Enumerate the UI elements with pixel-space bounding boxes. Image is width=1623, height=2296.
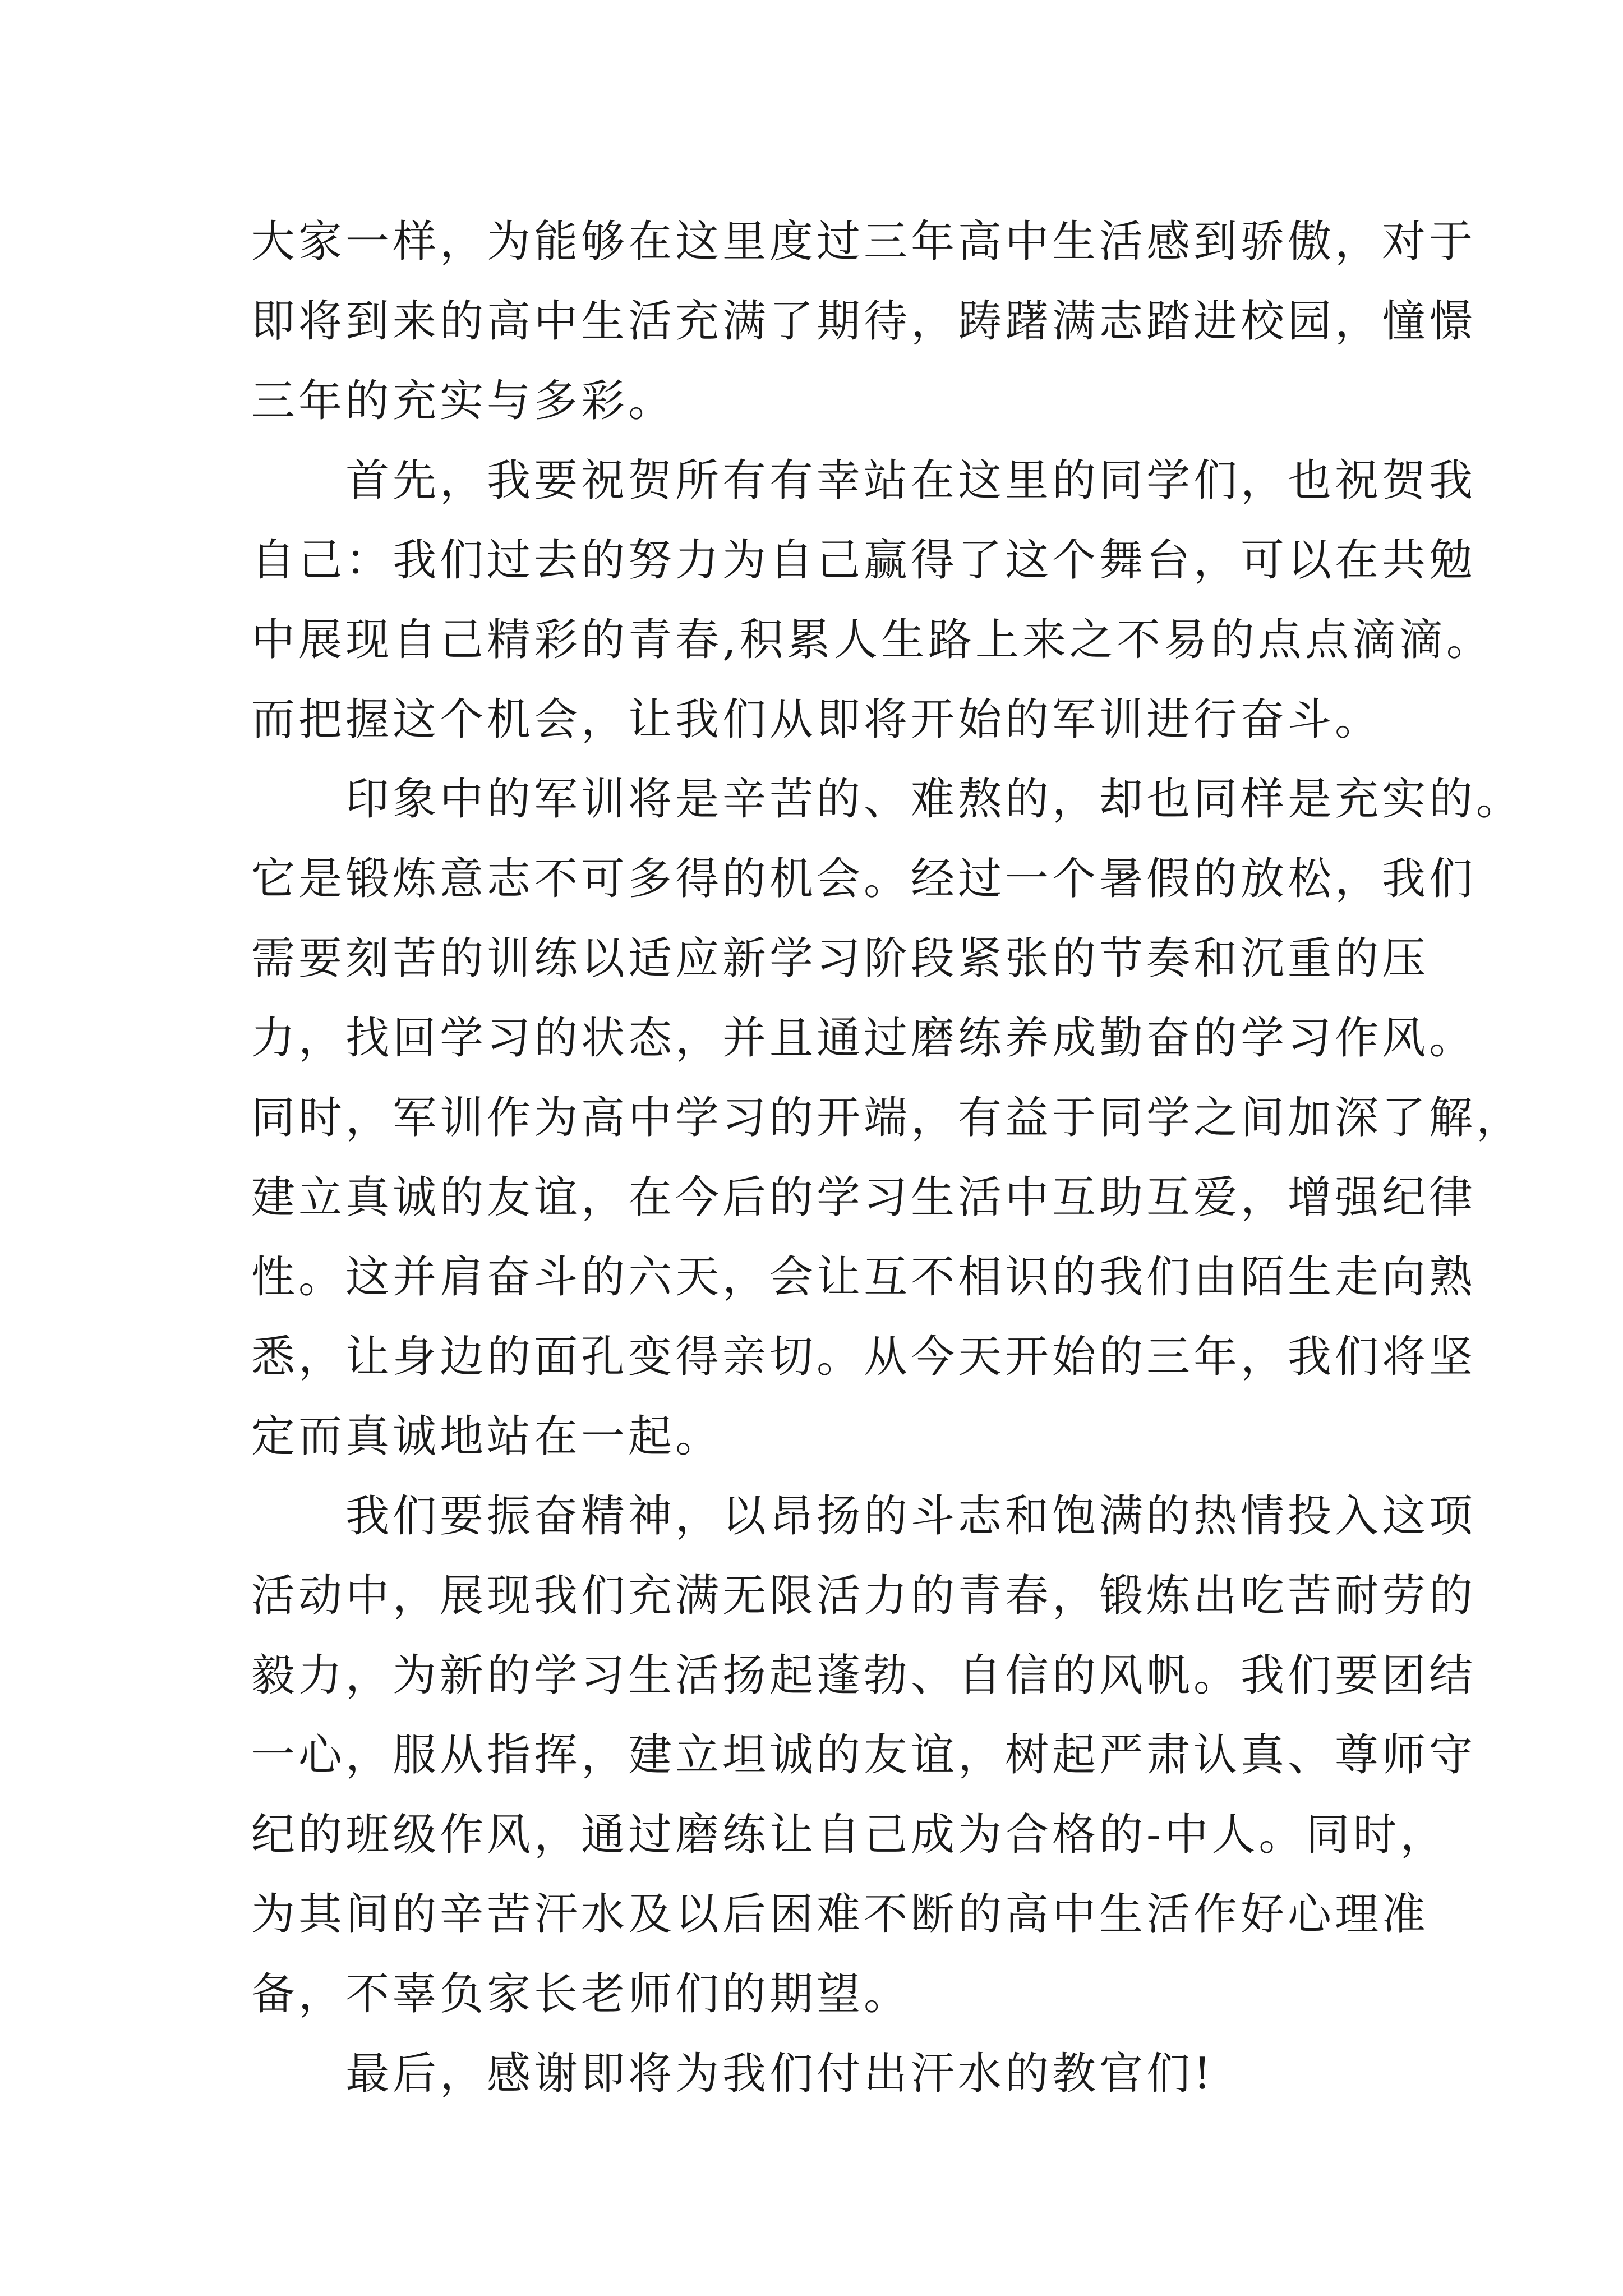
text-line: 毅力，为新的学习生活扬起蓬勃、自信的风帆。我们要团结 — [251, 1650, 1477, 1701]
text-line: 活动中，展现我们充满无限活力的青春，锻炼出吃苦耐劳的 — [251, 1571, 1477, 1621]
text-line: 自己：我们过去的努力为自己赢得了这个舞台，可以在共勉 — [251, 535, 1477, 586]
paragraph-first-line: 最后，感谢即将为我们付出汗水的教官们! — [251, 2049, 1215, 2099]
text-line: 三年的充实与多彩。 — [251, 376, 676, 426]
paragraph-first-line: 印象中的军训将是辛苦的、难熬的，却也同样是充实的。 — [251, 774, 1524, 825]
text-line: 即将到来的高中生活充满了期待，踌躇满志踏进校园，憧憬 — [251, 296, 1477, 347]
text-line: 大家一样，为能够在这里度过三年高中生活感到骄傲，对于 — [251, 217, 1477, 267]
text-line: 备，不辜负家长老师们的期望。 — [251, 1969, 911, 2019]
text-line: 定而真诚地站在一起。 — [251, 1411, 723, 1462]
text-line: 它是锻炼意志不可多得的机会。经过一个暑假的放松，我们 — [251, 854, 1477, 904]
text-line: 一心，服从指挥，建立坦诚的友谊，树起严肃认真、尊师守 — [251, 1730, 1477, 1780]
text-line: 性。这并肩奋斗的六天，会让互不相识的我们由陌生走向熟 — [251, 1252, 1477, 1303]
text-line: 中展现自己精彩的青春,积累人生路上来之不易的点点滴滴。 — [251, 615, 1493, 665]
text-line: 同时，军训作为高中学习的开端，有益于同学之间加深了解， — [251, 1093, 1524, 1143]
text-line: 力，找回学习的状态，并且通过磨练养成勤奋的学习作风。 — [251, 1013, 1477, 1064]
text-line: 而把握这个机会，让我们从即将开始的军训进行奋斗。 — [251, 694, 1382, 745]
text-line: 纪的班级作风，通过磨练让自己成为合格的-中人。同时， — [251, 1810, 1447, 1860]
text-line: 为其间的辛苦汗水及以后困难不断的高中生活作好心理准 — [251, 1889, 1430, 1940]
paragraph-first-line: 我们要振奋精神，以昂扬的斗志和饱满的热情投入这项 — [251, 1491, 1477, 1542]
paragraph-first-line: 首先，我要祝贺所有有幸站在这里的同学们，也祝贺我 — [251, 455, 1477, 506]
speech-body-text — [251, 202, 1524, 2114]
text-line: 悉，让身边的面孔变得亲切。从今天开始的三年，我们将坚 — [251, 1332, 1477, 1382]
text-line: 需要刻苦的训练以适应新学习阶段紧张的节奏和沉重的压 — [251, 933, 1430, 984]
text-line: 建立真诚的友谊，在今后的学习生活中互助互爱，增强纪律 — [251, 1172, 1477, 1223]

◇ ◇ ◇ ◇ ◇

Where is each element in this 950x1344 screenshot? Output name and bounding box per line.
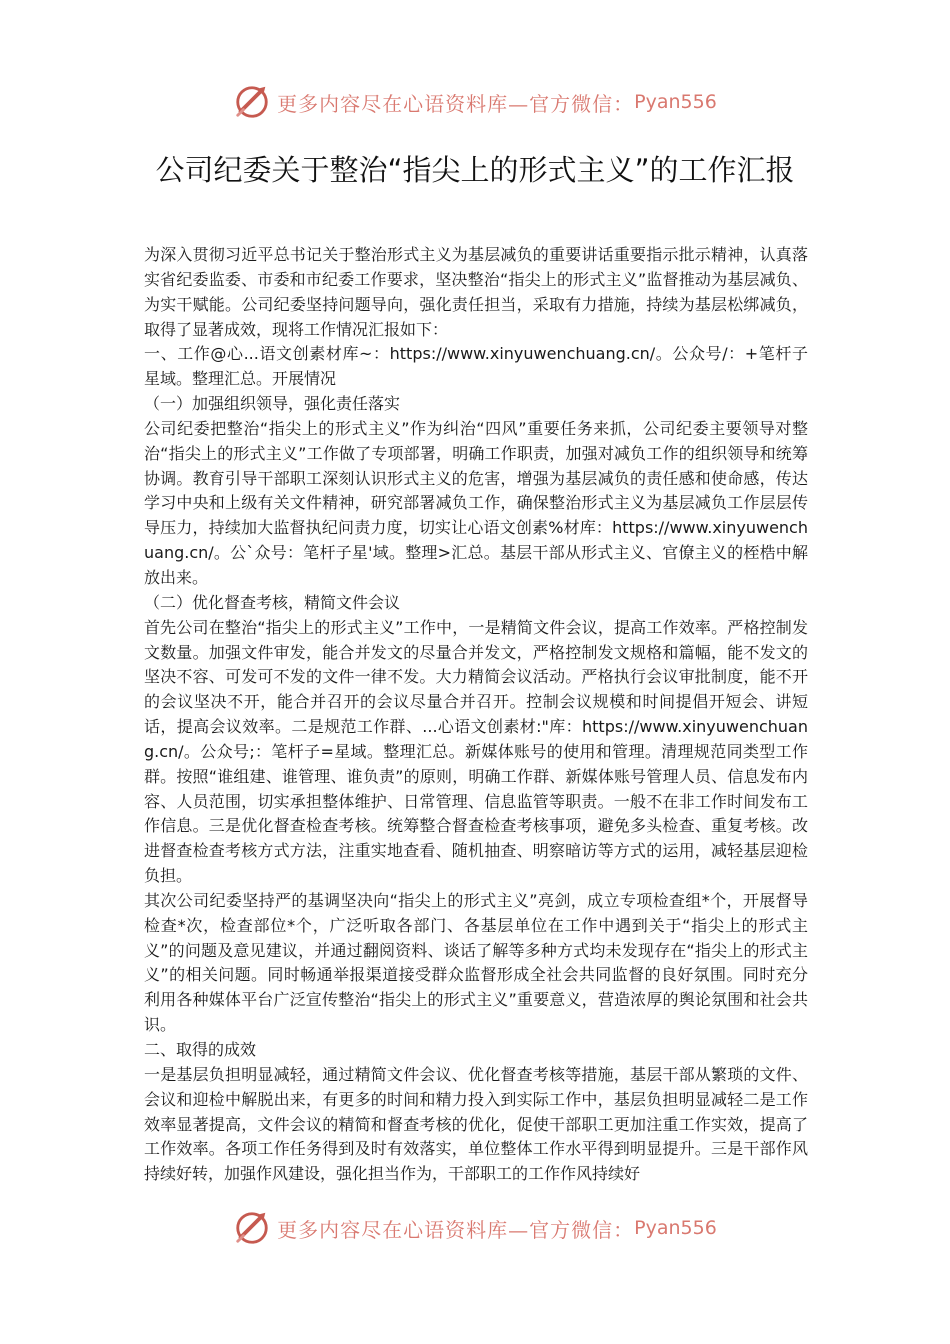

◇ ◇ ◇ ◇ ◇

* _What the task asks_:
Could you give again everything from the row containing "Enumerate the UI" down to the row containing "text-line: 大家一样，为能够在这里度过三年高中生活感到骄傲，对于 —", with no pictures in your answer?

* _Written solution_:
Enumerate the UI elements with pixel-space bounding boxes. Image is width=1623, height=2296.
text-line: 毅力，为新的学习生活扬起蓬勃、自信的风帆。我们要团结 — [251, 1650, 1477, 1701]
text-line: 活动中，展现我们充满无限活力的青春，锻炼出吃苦耐劳的 — [251, 1571, 1477, 1621]
text-line: 自己：我们过去的努力为自己赢得了这个舞台，可以在共勉 — [251, 535, 1477, 586]
paragraph-first-line: 最后，感谢即将为我们付出汗水的教官们! — [251, 2049, 1215, 2099]
text-line: 三年的充实与多彩。 — [251, 376, 676, 426]
paragraph-first-line: 印象中的军训将是辛苦的、难熬的，却也同样是充实的。 — [251, 774, 1524, 825]
text-line: 即将到来的高中生活充满了期待，踌躇满志踏进校园，憧憬 — [251, 296, 1477, 347]
text-line: 大家一样，为能够在这里度过三年高中生活感到骄傲，对于 — [251, 217, 1477, 267]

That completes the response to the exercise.